-- start --
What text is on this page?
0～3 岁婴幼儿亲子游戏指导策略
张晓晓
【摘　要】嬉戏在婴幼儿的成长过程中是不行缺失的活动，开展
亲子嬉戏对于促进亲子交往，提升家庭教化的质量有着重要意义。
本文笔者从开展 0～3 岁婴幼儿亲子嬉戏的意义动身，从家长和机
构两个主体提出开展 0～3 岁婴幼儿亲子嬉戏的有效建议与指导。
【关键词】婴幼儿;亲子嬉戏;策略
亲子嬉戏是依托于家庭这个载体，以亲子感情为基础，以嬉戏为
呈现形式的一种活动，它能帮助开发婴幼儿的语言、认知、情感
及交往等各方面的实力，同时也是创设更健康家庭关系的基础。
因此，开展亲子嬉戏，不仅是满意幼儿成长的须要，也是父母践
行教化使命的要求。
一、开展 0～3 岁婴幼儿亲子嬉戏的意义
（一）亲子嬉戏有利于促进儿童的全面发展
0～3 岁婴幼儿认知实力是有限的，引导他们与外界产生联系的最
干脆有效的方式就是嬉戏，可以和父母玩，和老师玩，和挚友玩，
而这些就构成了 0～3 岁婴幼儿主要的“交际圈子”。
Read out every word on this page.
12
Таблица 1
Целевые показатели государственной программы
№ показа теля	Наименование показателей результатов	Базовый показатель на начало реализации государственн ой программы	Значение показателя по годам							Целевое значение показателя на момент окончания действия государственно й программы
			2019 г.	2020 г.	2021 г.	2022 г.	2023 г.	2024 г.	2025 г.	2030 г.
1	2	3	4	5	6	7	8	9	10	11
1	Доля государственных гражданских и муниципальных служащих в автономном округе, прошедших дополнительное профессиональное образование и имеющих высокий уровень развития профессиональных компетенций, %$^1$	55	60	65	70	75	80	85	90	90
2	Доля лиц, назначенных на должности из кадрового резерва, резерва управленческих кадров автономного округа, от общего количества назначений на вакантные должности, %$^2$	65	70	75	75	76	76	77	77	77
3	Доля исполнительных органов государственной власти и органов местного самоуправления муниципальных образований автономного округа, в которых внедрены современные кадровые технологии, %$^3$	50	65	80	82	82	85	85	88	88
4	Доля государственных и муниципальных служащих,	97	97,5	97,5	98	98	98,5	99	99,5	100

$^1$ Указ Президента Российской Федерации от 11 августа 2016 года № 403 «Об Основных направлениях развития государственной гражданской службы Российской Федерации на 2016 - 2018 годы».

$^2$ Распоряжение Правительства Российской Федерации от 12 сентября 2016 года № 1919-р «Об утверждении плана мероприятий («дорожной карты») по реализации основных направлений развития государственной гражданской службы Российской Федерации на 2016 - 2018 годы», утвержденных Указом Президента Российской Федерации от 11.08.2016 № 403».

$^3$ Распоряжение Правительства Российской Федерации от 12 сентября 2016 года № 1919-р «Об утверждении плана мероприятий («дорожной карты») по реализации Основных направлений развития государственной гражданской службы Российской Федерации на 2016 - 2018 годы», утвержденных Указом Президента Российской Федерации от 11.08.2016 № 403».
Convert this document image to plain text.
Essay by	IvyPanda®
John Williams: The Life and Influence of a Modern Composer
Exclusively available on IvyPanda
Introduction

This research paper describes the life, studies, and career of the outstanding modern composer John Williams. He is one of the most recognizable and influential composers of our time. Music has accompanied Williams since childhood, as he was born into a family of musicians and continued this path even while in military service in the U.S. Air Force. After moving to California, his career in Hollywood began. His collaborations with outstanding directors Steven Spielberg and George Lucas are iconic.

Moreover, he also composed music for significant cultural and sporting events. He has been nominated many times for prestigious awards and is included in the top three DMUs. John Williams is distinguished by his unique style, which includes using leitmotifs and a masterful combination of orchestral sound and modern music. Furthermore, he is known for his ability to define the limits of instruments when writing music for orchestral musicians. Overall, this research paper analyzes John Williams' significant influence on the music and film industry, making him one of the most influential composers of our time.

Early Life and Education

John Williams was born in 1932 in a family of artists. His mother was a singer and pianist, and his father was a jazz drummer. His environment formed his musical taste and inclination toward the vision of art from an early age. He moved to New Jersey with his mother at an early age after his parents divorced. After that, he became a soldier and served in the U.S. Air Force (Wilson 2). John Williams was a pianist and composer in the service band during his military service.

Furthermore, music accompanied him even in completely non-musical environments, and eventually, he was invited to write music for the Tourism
-- end --
Short task:
Search the records for the word "гражданской" and copy every line where it occurs.

Task response:
$^1$ Указ Президента Российской Федерации от 11 августа 2016 года № 403 «Об Основных направлениях развития государственной гражданской службы Российской Федерации на 2016 - 2018 годы».
$^2$ Распоряжение Правительства Российской Федерации от 12 сентября 2016 года № 1919-р «Об утверждении плана мероприятий («дорожной карты») по реализации основных направлений развития государственной гражданской службы Российской Федерации на 2016 - 2018 годы», утвержденных Указом Президента Российской Федерации от 11.08.2016 № 403».
$^3$ Распоряжение Правительства Российской Федерации от 12 сентября 2016 года № 1919-р «Об утверждении плана мероприятий («дорожной карты») по реализации Основных направлений развития государственной гражданской службы Российской Федерации на 2016 - 2018 годы», утвержденных Указом Президента Российской Федерации от 11.08.2016 № 403».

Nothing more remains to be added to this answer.